**Exercise prompt**
Below are the records. How many of their lines contain "Plastiden"? Give only the number.

Items from a dataset
◇ ◇ ◇

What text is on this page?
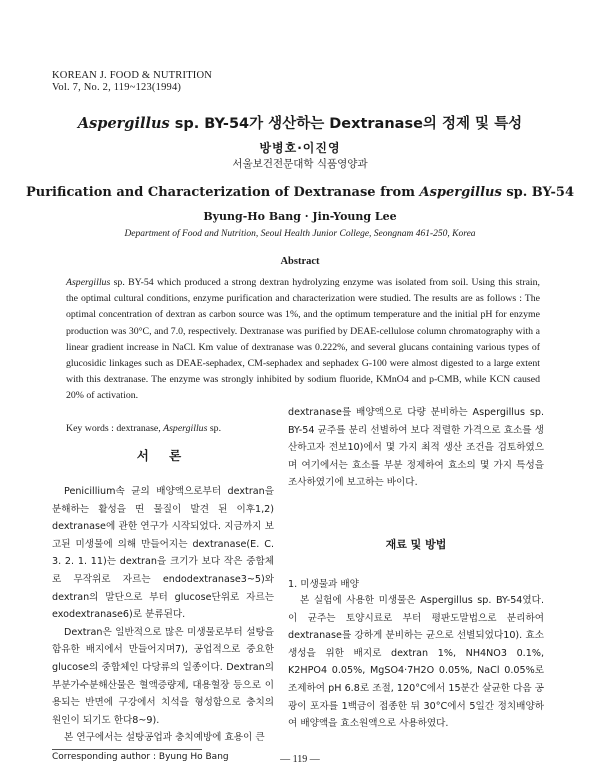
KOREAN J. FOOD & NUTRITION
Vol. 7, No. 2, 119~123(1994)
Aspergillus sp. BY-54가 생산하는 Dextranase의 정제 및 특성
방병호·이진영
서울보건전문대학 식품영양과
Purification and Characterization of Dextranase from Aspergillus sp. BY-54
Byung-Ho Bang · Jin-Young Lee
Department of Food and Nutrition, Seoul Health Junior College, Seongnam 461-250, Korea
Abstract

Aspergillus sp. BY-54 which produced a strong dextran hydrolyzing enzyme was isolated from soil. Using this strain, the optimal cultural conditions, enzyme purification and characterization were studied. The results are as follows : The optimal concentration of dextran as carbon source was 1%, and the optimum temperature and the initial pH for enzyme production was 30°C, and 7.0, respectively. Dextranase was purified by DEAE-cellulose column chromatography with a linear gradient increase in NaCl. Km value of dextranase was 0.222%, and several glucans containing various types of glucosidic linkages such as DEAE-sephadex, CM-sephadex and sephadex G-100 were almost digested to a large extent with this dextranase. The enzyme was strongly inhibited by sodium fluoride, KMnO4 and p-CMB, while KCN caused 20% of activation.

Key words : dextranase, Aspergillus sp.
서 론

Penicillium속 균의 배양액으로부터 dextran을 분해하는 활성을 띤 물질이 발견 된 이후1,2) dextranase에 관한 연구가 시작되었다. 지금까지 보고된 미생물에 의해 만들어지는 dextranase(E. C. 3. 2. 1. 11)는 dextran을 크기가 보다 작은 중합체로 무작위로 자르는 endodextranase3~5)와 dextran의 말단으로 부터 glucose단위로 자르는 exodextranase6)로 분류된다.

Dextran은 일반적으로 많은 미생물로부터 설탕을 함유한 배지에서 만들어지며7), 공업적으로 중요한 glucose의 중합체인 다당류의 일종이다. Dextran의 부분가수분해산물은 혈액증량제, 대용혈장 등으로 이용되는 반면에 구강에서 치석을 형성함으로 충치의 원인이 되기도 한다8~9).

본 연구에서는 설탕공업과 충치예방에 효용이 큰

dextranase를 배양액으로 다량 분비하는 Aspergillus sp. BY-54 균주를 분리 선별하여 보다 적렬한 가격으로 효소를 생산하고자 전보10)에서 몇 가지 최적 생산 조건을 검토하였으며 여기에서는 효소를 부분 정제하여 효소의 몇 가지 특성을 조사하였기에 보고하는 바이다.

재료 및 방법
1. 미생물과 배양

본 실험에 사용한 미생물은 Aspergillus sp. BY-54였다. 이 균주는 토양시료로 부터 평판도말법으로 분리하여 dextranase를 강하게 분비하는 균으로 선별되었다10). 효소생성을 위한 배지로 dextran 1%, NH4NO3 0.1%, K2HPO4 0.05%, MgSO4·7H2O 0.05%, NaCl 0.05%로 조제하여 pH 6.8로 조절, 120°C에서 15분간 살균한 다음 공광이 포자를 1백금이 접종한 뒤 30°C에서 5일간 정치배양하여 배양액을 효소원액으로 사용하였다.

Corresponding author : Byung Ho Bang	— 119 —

◇ ◇ ◇

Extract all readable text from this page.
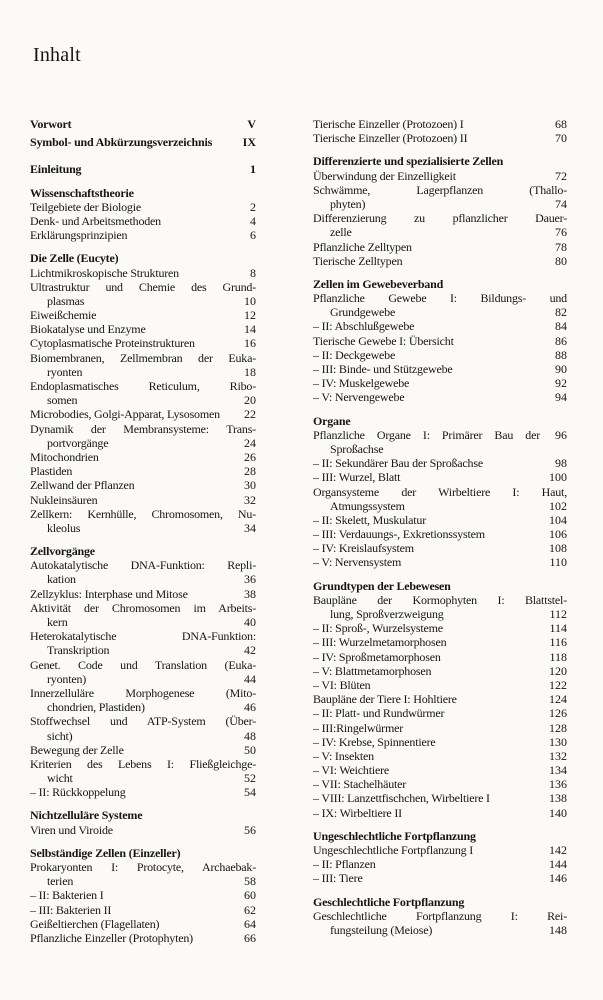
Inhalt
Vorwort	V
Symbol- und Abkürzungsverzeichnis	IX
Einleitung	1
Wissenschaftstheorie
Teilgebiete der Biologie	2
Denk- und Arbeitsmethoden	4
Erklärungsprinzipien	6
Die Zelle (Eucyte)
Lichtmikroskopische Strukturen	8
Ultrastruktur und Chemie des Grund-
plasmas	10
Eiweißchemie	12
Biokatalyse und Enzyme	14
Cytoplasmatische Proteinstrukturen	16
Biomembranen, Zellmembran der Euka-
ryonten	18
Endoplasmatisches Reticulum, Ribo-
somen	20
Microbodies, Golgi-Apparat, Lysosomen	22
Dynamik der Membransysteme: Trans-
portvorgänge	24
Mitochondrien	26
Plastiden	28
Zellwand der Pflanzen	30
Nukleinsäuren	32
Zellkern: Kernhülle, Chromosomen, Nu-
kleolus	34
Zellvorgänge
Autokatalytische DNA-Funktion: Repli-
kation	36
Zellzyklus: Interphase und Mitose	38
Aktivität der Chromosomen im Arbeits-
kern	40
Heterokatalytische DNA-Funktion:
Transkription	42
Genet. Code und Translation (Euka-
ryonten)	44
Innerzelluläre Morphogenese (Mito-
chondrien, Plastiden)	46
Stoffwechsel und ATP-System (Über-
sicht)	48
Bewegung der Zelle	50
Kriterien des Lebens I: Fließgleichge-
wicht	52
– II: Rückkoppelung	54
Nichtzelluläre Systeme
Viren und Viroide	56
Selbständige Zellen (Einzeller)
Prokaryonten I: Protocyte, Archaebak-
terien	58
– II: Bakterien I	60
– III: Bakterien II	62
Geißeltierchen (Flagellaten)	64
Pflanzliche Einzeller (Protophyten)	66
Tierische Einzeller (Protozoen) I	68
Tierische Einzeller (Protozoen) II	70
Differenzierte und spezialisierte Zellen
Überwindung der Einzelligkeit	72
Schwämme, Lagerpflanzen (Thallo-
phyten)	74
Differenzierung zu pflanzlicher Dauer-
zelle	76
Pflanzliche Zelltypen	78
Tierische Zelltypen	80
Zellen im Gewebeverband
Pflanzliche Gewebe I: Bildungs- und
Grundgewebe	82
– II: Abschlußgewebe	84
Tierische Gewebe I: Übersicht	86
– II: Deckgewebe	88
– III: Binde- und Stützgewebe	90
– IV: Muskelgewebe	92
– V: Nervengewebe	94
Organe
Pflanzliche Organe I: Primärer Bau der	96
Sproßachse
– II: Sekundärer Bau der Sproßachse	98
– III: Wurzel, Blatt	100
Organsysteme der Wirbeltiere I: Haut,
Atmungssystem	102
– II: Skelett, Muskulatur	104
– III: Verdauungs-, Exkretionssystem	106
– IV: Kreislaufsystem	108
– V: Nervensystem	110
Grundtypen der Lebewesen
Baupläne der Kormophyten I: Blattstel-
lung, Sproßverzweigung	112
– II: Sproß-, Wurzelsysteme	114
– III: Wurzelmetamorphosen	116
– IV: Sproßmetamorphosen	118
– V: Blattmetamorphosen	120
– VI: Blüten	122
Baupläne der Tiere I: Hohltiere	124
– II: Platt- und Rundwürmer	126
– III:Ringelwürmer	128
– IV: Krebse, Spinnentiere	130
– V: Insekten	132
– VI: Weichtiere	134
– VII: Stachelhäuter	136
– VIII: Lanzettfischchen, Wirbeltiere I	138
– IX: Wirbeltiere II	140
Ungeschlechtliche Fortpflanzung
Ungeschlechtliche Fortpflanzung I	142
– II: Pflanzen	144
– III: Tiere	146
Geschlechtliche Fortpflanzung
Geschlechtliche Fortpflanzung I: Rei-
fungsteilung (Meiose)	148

◇ ◇ ◇

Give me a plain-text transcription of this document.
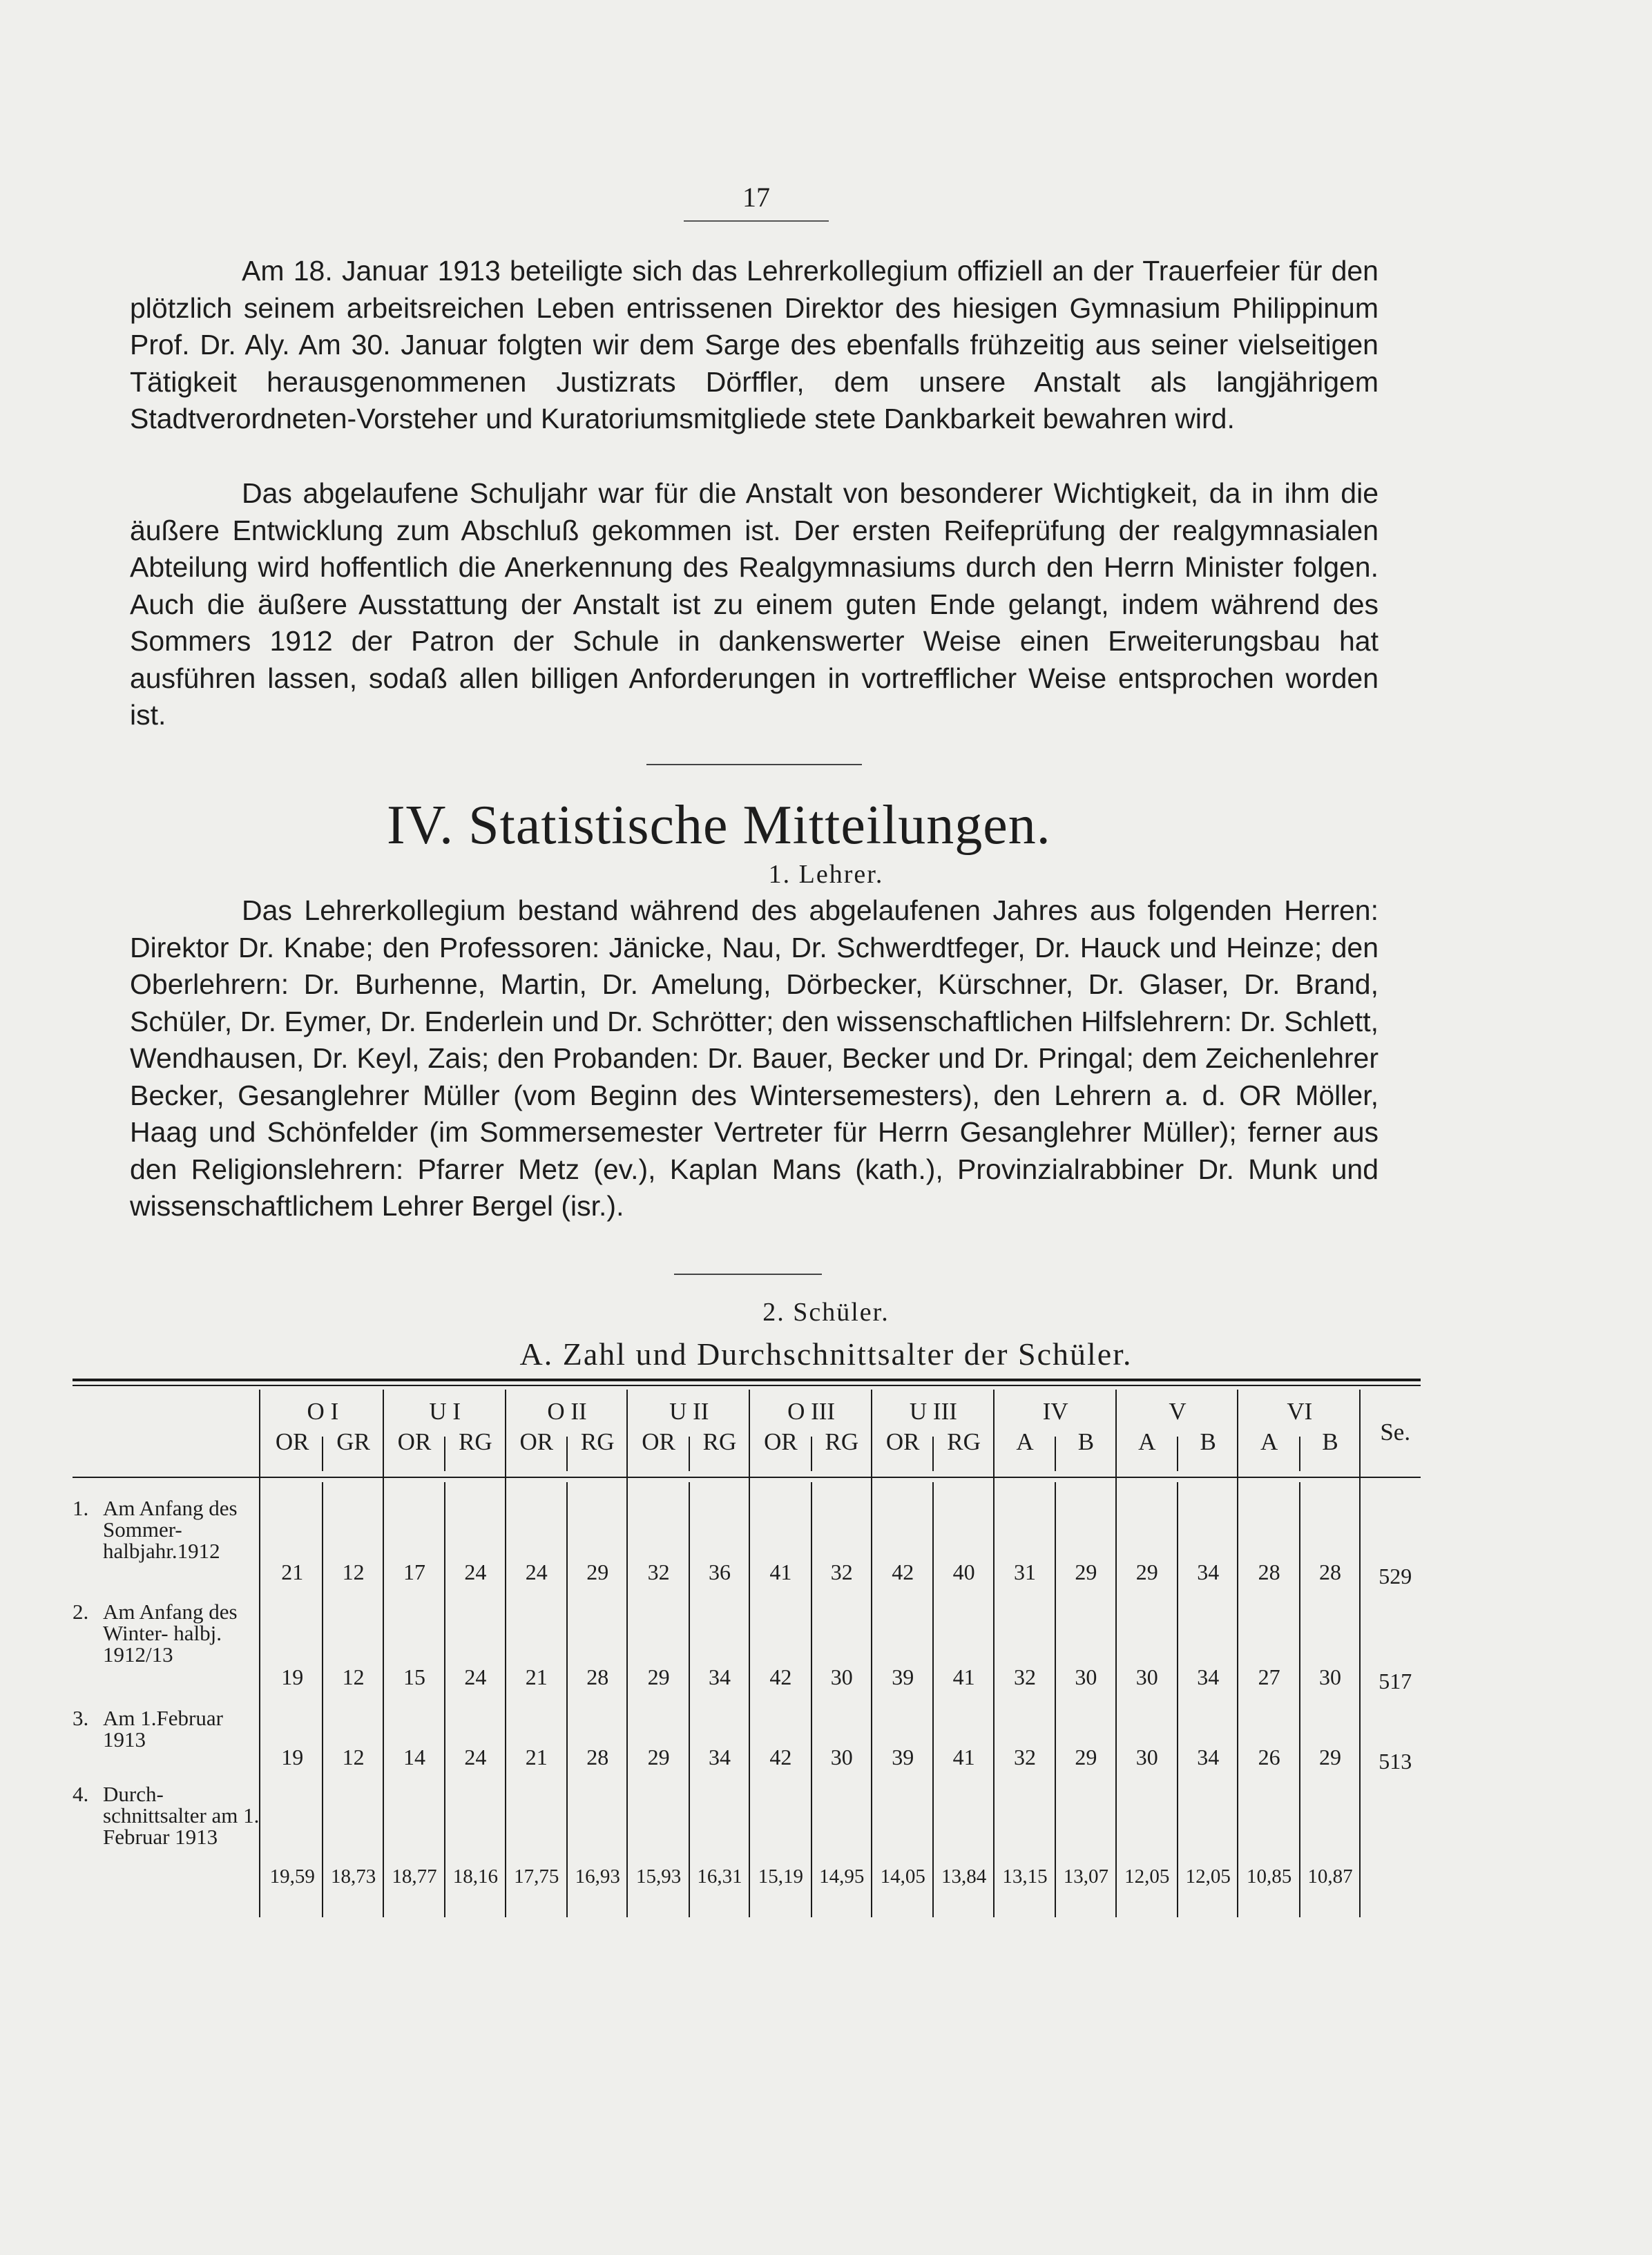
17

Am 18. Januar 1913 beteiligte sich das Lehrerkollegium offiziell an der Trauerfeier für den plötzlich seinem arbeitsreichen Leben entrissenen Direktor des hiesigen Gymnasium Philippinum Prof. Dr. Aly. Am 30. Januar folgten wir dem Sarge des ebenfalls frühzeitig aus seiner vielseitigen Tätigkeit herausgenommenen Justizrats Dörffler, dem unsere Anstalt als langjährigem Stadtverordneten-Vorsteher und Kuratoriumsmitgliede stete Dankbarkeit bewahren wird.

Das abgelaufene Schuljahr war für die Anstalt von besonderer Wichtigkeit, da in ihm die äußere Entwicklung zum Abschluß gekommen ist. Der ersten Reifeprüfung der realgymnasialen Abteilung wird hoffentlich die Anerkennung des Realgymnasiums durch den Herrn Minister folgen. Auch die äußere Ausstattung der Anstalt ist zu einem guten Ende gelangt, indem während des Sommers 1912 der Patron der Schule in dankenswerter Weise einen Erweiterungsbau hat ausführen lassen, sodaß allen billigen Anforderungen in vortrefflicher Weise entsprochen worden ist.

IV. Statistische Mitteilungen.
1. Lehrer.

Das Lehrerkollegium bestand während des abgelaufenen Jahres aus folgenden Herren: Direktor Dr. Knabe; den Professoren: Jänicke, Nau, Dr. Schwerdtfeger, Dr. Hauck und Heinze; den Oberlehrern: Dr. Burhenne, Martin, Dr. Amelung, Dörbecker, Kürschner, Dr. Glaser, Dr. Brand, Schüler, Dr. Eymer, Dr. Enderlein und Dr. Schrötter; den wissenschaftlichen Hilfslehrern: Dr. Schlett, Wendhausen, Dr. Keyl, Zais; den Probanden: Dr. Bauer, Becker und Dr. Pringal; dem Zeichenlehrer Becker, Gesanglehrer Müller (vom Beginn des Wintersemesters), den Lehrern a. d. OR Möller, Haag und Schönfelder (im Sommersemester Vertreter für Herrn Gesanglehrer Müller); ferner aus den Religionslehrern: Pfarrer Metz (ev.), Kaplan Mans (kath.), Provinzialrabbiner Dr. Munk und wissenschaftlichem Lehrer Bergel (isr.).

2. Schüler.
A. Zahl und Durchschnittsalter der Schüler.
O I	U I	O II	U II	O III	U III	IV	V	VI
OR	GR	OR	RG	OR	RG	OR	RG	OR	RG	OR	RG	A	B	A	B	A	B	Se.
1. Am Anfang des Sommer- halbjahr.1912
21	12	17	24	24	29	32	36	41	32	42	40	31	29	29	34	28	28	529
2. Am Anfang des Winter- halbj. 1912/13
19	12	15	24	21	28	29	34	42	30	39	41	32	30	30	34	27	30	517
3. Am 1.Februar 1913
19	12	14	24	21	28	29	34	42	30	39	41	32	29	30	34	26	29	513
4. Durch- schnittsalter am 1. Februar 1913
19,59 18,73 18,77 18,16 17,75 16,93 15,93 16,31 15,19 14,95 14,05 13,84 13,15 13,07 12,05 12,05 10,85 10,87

◇ ◇ ◇

**Exercise result**
2